[A block of data]
_ _ _ _ _

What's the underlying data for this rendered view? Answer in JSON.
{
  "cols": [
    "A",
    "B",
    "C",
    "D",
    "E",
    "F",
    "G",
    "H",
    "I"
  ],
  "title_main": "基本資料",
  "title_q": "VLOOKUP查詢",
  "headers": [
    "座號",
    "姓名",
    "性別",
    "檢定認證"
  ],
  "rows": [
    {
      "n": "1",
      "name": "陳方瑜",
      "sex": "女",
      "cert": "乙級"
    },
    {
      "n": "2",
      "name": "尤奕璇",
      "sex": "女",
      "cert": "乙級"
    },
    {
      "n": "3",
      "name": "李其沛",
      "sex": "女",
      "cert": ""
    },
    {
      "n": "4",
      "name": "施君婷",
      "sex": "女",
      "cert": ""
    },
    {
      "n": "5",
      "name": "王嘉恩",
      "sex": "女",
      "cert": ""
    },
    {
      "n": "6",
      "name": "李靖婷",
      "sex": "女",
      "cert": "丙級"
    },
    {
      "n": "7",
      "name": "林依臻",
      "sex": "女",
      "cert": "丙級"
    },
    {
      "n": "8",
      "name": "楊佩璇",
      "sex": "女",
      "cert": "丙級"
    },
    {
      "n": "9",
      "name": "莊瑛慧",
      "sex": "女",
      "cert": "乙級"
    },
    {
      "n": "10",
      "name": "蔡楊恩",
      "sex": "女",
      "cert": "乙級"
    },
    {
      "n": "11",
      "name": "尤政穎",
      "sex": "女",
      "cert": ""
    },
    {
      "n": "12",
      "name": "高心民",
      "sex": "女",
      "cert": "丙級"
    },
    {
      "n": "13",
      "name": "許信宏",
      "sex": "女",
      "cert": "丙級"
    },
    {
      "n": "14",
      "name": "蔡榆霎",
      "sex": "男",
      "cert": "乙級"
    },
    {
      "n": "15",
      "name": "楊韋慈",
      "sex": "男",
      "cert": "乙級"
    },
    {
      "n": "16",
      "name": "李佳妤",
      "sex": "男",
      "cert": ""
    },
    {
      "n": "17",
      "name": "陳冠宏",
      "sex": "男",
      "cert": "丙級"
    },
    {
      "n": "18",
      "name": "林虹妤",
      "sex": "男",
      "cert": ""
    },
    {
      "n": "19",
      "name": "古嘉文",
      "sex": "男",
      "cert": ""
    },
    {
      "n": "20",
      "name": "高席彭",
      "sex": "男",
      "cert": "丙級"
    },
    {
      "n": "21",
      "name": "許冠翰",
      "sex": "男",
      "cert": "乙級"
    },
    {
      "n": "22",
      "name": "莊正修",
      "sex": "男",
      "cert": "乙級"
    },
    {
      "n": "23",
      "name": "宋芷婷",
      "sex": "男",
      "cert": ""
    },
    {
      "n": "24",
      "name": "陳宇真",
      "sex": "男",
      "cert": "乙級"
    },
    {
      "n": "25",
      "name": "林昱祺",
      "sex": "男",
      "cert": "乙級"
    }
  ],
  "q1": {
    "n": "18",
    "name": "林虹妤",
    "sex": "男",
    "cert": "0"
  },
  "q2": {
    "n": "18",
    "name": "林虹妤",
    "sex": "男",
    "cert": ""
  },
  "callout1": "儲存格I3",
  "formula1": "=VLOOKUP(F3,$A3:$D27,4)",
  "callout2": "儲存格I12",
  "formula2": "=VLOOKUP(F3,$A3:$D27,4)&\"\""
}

_ _ _ _ _

Problem details:
From the first line to the last, retype the data exactly.

Correct output:
What's the underlying data for this rendered view? Answer in JSON.
{
  "cols": [
    "A",
    "B",
    "C",
    "D",
    "E",
    "F",
    "G",
    "H",
    "I"
  ],
  "title_main": "基本資料",
  "title_q": "VLOOKUP查詢",
  "headers": [
    "座號",
    "姓名",
    "性別",
    "檢定認證"
  ],
  "rows": [
    {
      "n": "1",
      "name": "陳方瑜",
      "sex": "女",
      "cert": "乙級"
    },
    {
      "n": "2",
      "name": "尤奕璇",
      "sex": "女",
      "cert": "乙級"
    },
    {
      "n": "3",
      "name": "李其沛",
      "sex": "女",
      "cert": ""
    },
    {
      "n": "4",
      "name": "施君婷",
      "sex": "女",
      "cert": ""
    },
    {
      "n": "5",
      "name": "王嘉恩",
      "sex": "女",
      "cert": ""
    },
    {
      "n": "6",
      "name": "李靖婷",
      "sex": "女",
      "cert": "丙級"
    },
    {
      "n": "7",
      "name": "林依臻",
      "sex": "女",
      "cert": "丙級"
    },
    {
      "n": "8",
      "name": "楊佩璇",
      "sex": "女",
      "cert": "丙級"
    },
    {
      "n": "9",
      "name": "莊瑛慧",
      "sex": "女",
      "cert": "乙級"
    },
    {
      "n": "10",
      "name": "蔡楊恩",
      "sex": "女",
      "cert": "乙級"
    },
    {
      "n": "11",
      "name": "尤政穎",
      "sex": "女",
      "cert": ""
    },
    {
      "n": "12",
      "name": "高心民",
      "sex": "女",
      "cert": "丙級"
    },
    {
      "n": "13",
      "name": "許信宏",
      "sex": "女",
      "cert": "丙級"
    },
    {
      "n": "14",
      "name": "蔡榆霎",
      "sex": "男",
      "cert": "乙級"
    },
    {
      "n": "15",
      "name": "楊韋慈",
      "sex": "男",
      "cert": "乙級"
    },
    {
      "n": "16",
      "name": "李佳妤",
      "sex": "男",
      "cert": ""
    },
    {
      "n": "17",
      "name": "陳冠宏",
      "sex": "男",
      "cert": "丙級"
    },
    {
      "n": "18",
      "name": "林虹妤",
      "sex": "男",
      "cert": ""
    },
    {
      "n": "19",
      "name": "古嘉文",
      "sex": "男",
      "cert": ""
    },
    {
      "n": "20",
      "name": "高席彭",
      "sex": "男",
      "cert": "丙級"
    },
    {
      "n": "21",
      "name": "許冠翰",
      "sex": "男",
      "cert": "乙級"
    },
    {
      "n": "22",
      "name": "莊正修",
      "sex": "男",
      "cert": "乙級"
    },
    {
      "n": "23",
      "name": "宋芷婷",
      "sex": "男",
      "cert": ""
    },
    {
      "n": "24",
      "name": "陳宇真",
      "sex": "男",
      "cert": "乙級"
    },
    {
      "n": "25",
      "name": "林昱祺",
      "sex": "男",
      "cert": "乙級"
    }
  ],
  "q1": {
    "n": "18",
    "name": "林虹妤",
    "sex": "男",
    "cert": "0"
  },
  "q2": {
    "n": "18",
    "name": "林虹妤",
    "sex": "男",
    "cert": ""
  },
  "callout1": "儲存格I3",
  "formula1": "=VLOOKUP(F3,$A3:$D27,4)",
  "callout2": "儲存格I12",
  "formula2": "=VLOOKUP(F3,$A3:$D27,4)&\"\""
}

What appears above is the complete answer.